DATA FOR PROCESSING.
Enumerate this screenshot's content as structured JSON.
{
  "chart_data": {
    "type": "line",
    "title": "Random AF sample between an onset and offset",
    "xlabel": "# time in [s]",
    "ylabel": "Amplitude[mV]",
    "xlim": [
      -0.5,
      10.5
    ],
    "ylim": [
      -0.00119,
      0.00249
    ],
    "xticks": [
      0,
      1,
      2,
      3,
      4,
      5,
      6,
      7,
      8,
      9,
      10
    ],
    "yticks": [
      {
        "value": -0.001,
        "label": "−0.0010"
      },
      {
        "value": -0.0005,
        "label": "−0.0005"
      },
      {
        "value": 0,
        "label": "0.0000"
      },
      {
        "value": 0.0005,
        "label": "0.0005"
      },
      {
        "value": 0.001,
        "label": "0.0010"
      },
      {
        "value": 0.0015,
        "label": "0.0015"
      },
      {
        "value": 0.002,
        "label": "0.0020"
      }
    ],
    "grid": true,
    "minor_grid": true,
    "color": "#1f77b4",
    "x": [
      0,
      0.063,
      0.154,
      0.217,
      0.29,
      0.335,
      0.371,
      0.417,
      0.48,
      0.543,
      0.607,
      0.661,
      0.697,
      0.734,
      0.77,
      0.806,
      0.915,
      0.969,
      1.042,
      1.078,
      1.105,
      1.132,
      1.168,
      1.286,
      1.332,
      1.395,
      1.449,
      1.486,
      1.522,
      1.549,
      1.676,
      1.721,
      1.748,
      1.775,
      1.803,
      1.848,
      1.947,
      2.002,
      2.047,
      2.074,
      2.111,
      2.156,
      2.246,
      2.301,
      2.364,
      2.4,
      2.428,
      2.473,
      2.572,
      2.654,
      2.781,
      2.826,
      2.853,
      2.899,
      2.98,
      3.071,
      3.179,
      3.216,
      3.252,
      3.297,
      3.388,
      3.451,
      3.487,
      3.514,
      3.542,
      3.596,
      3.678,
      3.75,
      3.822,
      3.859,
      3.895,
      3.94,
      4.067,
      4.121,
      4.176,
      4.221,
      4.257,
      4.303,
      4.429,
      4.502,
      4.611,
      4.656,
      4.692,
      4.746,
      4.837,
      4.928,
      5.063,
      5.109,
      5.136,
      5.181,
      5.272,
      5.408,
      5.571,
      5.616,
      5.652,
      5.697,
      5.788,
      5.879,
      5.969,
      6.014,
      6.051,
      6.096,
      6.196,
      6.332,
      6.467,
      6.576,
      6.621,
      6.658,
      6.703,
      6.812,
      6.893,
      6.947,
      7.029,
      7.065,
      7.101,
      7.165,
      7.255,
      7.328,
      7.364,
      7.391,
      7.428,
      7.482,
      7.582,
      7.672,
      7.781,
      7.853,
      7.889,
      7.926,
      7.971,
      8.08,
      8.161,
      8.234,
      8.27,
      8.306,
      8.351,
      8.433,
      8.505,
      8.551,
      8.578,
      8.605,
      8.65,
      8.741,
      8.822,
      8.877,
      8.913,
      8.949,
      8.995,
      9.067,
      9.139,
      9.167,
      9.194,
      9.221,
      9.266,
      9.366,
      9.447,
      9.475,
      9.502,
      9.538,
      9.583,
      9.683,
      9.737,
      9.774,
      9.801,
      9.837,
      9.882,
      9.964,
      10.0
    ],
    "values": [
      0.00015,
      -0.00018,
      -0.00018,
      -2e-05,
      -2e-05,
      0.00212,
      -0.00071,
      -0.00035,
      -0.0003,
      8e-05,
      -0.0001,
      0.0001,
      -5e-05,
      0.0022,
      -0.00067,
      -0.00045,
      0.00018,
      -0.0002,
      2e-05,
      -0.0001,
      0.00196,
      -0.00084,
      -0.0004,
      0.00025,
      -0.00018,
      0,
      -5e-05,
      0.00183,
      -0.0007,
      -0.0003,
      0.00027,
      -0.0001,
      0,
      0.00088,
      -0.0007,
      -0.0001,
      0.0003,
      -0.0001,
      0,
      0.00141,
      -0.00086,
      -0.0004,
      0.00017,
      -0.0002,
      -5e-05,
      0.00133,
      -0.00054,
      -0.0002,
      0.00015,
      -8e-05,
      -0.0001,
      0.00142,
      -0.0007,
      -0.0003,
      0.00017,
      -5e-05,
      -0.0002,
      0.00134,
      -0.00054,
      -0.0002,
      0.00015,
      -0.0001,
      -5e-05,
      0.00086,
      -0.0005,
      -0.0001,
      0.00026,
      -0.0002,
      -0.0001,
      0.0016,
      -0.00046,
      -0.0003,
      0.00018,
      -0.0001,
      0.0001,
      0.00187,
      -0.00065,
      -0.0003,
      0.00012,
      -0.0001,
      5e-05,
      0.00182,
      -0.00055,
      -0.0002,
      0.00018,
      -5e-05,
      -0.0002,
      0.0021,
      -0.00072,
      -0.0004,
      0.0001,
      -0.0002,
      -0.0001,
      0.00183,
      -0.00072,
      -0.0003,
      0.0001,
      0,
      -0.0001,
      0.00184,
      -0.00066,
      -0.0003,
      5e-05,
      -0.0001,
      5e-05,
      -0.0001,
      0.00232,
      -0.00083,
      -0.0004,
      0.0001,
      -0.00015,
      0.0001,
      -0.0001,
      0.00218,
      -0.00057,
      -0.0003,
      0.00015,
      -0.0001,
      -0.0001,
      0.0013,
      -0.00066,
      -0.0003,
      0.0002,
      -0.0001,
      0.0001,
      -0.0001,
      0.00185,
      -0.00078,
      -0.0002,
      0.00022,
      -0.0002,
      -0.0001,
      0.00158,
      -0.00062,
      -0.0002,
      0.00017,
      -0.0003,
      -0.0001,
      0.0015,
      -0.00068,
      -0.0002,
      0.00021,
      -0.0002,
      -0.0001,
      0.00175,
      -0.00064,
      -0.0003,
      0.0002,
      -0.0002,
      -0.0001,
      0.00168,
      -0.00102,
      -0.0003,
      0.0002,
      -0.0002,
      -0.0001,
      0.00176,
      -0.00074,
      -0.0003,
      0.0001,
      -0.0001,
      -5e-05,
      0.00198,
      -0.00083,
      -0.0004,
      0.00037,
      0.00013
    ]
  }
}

SHORT PROBLEM. Reproduce each entry exactly, leaving out nothing.

SOLUTION TO THIS PROBLEM.
Enumerate this screenshot's content as structured JSON.
{
  "chart_data": {
    "type": "line",
    "title": "Random AF sample between an onset and offset",
    "xlabel": "# time in [s]",
    "ylabel": "Amplitude[mV]",
    "xlim": [
      -0.5,
      10.5
    ],
    "ylim": [
      -0.00119,
      0.00249
    ],
    "xticks": [
      0,
      1,
      2,
      3,
      4,
      5,
      6,
      7,
      8,
      9,
      10
    ],
    "yticks": [
      {
        "value": -0.001,
        "label": "−0.0010"
      },
      {
        "value": -0.0005,
        "label": "−0.0005"
      },
      {
        "value": 0,
        "label": "0.0000"
      },
      {
        "value": 0.0005,
        "label": "0.0005"
      },
      {
        "value": 0.001,
        "label": "0.0010"
      },
      {
        "value": 0.0015,
        "label": "0.0015"
      },
      {
        "value": 0.002,
        "label": "0.0020"
      }
    ],
    "grid": true,
    "minor_grid": true,
    "color": "#1f77b4",
    "x": [
      0,
      0.063,
      0.154,
      0.217,
      0.29,
      0.335,
      0.371,
      0.417,
      0.48,
      0.543,
      0.607,
      0.661,
      0.697,
      0.734,
      0.77,
      0.806,
      0.915,
      0.969,
      1.042,
      1.078,
      1.105,
      1.132,
      1.168,
      1.286,
      1.332,
      1.395,
      1.449,
      1.486,
      1.522,
      1.549,
      1.676,
      1.721,
      1.748,
      1.775,
      1.803,
      1.848,
      1.947,
      2.002,
      2.047,
      2.074,
      2.111,
      2.156,
      2.246,
      2.301,
      2.364,
      2.4,
      2.428,
      2.473,
      2.572,
      2.654,
      2.781,
      2.826,
      2.853,
      2.899,
      2.98,
      3.071,
      3.179,
      3.216,
      3.252,
      3.297,
      3.388,
      3.451,
      3.487,
      3.514,
      3.542,
      3.596,
      3.678,
      3.75,
      3.822,
      3.859,
      3.895,
      3.94,
      4.067,
      4.121,
      4.176,
      4.221,
      4.257,
      4.303,
      4.429,
      4.502,
      4.611,
      4.656,
      4.692,
      4.746,
      4.837,
      4.928,
      5.063,
      5.109,
      5.136,
      5.181,
      5.272,
      5.408,
      5.571,
      5.616,
      5.652,
      5.697,
      5.788,
      5.879,
      5.969,
      6.014,
      6.051,
      6.096,
      6.196,
      6.332,
      6.467,
      6.576,
      6.621,
      6.658,
      6.703,
      6.812,
      6.893,
      6.947,
      7.029,
      7.065,
      7.101,
      7.165,
      7.255,
      7.328,
      7.364,
      7.391,
      7.428,
      7.482,
      7.582,
      7.672,
      7.781,
      7.853,
      7.889,
      7.926,
      7.971,
      8.08,
      8.161,
      8.234,
      8.27,
      8.306,
      8.351,
      8.433,
      8.505,
      8.551,
      8.578,
      8.605,
      8.65,
      8.741,
      8.822,
      8.877,
      8.913,
      8.949,
      8.995,
      9.067,
      9.139,
      9.167,
      9.194,
      9.221,
      9.266,
      9.366,
      9.447,
      9.475,
      9.502,
      9.538,
      9.583,
      9.683,
      9.737,
      9.774,
      9.801,
      9.837,
      9.882,
      9.964,
      10.0
    ],
    "values": [
      0.00015,
      -0.00018,
      -0.00018,
      -2e-05,
      -2e-05,
      0.00212,
      -0.00071,
      -0.00035,
      -0.0003,
      8e-05,
      -0.0001,
      0.0001,
      -5e-05,
      0.0022,
      -0.00067,
      -0.00045,
      0.00018,
      -0.0002,
      2e-05,
      -0.0001,
      0.00196,
      -0.00084,
      -0.0004,
      0.00025,
      -0.00018,
      0,
      -5e-05,
      0.00183,
      -0.0007,
      -0.0003,
      0.00027,
      -0.0001,
      0,
      0.00088,
      -0.0007,
      -0.0001,
      0.0003,
      -0.0001,
      0,
      0.00141,
      -0.00086,
      -0.0004,
      0.00017,
      -0.0002,
      -5e-05,
      0.00133,
      -0.00054,
      -0.0002,
      0.00015,
      -8e-05,
      -0.0001,
      0.00142,
      -0.0007,
      -0.0003,
      0.00017,
      -5e-05,
      -0.0002,
      0.00134,
      -0.00054,
      -0.0002,
      0.00015,
      -0.0001,
      -5e-05,
      0.00086,
      -0.0005,
      -0.0001,
      0.00026,
      -0.0002,
      -0.0001,
      0.0016,
      -0.00046,
      -0.0003,
      0.00018,
      -0.0001,
      0.0001,
      0.00187,
      -0.00065,
      -0.0003,
      0.00012,
      -0.0001,
      5e-05,
      0.00182,
      -0.00055,
      -0.0002,
      0.00018,
      -5e-05,
      -0.0002,
      0.0021,
      -0.00072,
      -0.0004,
      0.0001,
      -0.0002,
      -0.0001,
      0.00183,
      -0.00072,
      -0.0003,
      0.0001,
      0,
      -0.0001,
      0.00184,
      -0.00066,
      -0.0003,
      5e-05,
      -0.0001,
      5e-05,
      -0.0001,
      0.00232,
      -0.00083,
      -0.0004,
      0.0001,
      -0.00015,
      0.0001,
      -0.0001,
      0.00218,
      -0.00057,
      -0.0003,
      0.00015,
      -0.0001,
      -0.0001,
      0.0013,
      -0.00066,
      -0.0003,
      0.0002,
      -0.0001,
      0.0001,
      -0.0001,
      0.00185,
      -0.00078,
      -0.0002,
      0.00022,
      -0.0002,
      -0.0001,
      0.00158,
      -0.00062,
      -0.0002,
      0.00017,
      -0.0003,
      -0.0001,
      0.0015,
      -0.00068,
      -0.0002,
      0.00021,
      -0.0002,
      -0.0001,
      0.00175,
      -0.00064,
      -0.0003,
      0.0002,
      -0.0002,
      -0.0001,
      0.00168,
      -0.00102,
      -0.0003,
      0.0002,
      -0.0002,
      -0.0001,
      0.00176,
      -0.00074,
      -0.0003,
      0.0001,
      -0.0001,
      -5e-05,
      0.00198,
      -0.00083,
      -0.0004,
      0.00037,
      0.00013
    ]
  }
}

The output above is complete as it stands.